- _Your goal_
Carry none of the pictures over; write out the complete data exactly.

[Material for the task start]

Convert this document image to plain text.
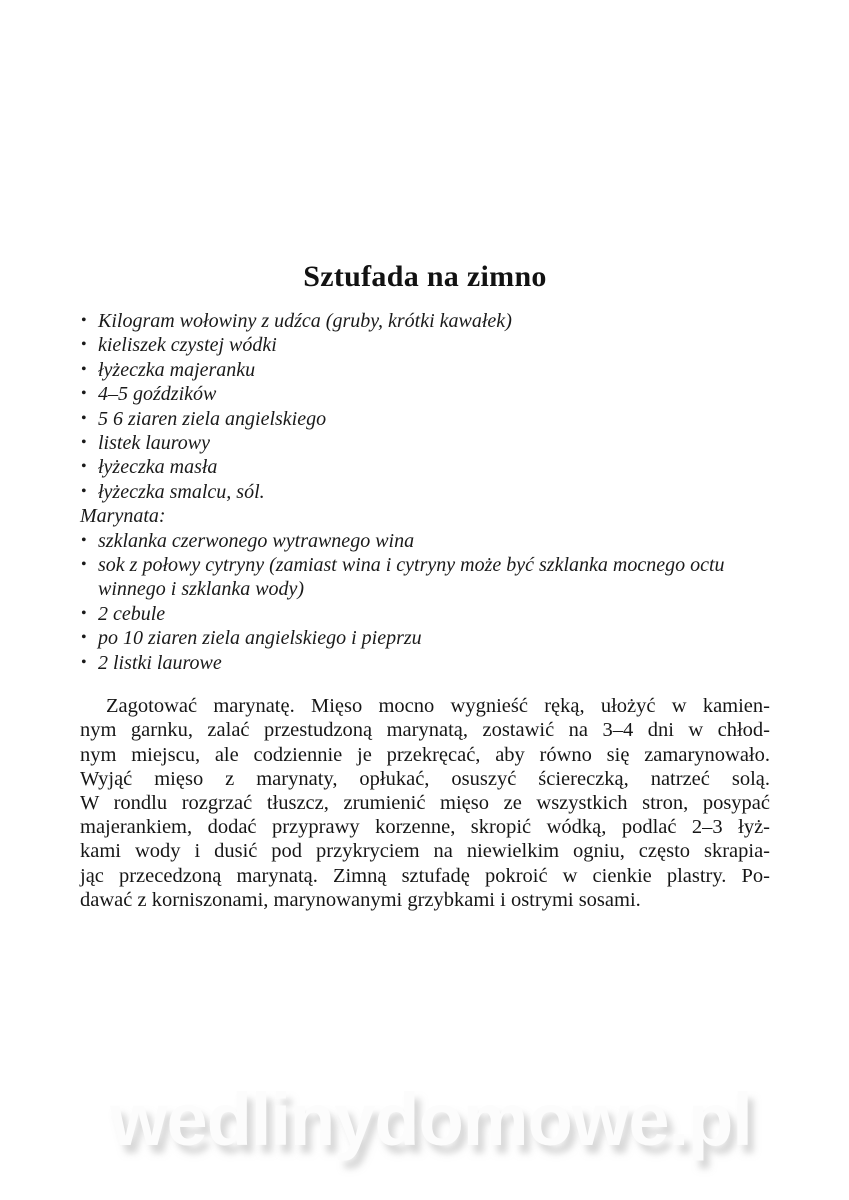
Sztufada na zimno
• Kilogram wołowiny z udźca (gruby, krótki kawałek)
• kieliszek czystej wódki
• łyżeczka majeranku
• 4–5 goździków
• 5 6 ziaren ziela angielskiego
• listek laurowy
• łyżeczka masła
• łyżeczka smalcu, sól.
Marynata:
• szklanka czerwonego wytrawnego wina
• sok z połowy cytryny (zamiast wina i cytryny może być szklanka mocnego octu winnego i szklanka wody)
• 2 cebule
• po 10 ziaren ziela angielskiego i pieprzu
• 2 listki laurowe
Zagotować marynatę. Mięso mocno wygnieść ręką, ułożyć w kamien-
nym garnku, zalać przestudzoną marynatą, zostawić na 3–4 dni w chłod-
nym miejscu, ale codziennie je przekręcać, aby równo się zamarynowało.
Wyjąć mięso z marynaty, opłukać, osuszyć ściereczką, natrzeć solą.
W rondlu rozgrzać tłuszcz, zrumienić mięso ze wszystkich stron, posypać
majerankiem, dodać przyprawy korzenne, skropić wódką, podlać 2–3 łyż-
kami wody i dusić pod przykryciem na niewielkim ogniu, często skrapia-
jąc przecedzoną marynatą. Zimną sztufadę pokroić w cienkie plastry. Po-
dawać z korniszonami, marynowanymi grzybkami i ostrymi sosami.
wedlinydomowe.pl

[Material for the task end]

- _Written solution_
Convert this document image to plain text.
Sztufada na zimno
• Kilogram wołowiny z udźca (gruby, krótki kawałek)
• kieliszek czystej wódki
• łyżeczka majeranku
• 4–5 goździków
• 5 6 ziaren ziela angielskiego
• listek laurowy
• łyżeczka masła
• łyżeczka smalcu, sól.
Marynata:
• szklanka czerwonego wytrawnego wina
• sok z połowy cytryny (zamiast wina i cytryny może być szklanka mocnego octu winnego i szklanka wody)
• 2 cebule
• po 10 ziaren ziela angielskiego i pieprzu
• 2 listki laurowe
Zagotować marynatę. Mięso mocno wygnieść ręką, ułożyć w kamien-
nym garnku, zalać przestudzoną marynatą, zostawić na 3–4 dni w chłod-
nym miejscu, ale codziennie je przekręcać, aby równo się zamarynowało.
Wyjąć mięso z marynaty, opłukać, osuszyć ściereczką, natrzeć solą.
W rondlu rozgrzać tłuszcz, zrumienić mięso ze wszystkich stron, posypać
majerankiem, dodać przyprawy korzenne, skropić wódką, podlać 2–3 łyż-
kami wody i dusić pod przykryciem na niewielkim ogniu, często skrapia-
jąc przecedzoną marynatą. Zimną sztufadę pokroić w cienkie plastry. Po-
dawać z korniszonami, marynowanymi grzybkami i ostrymi sosami.
wedlinydomowe.pl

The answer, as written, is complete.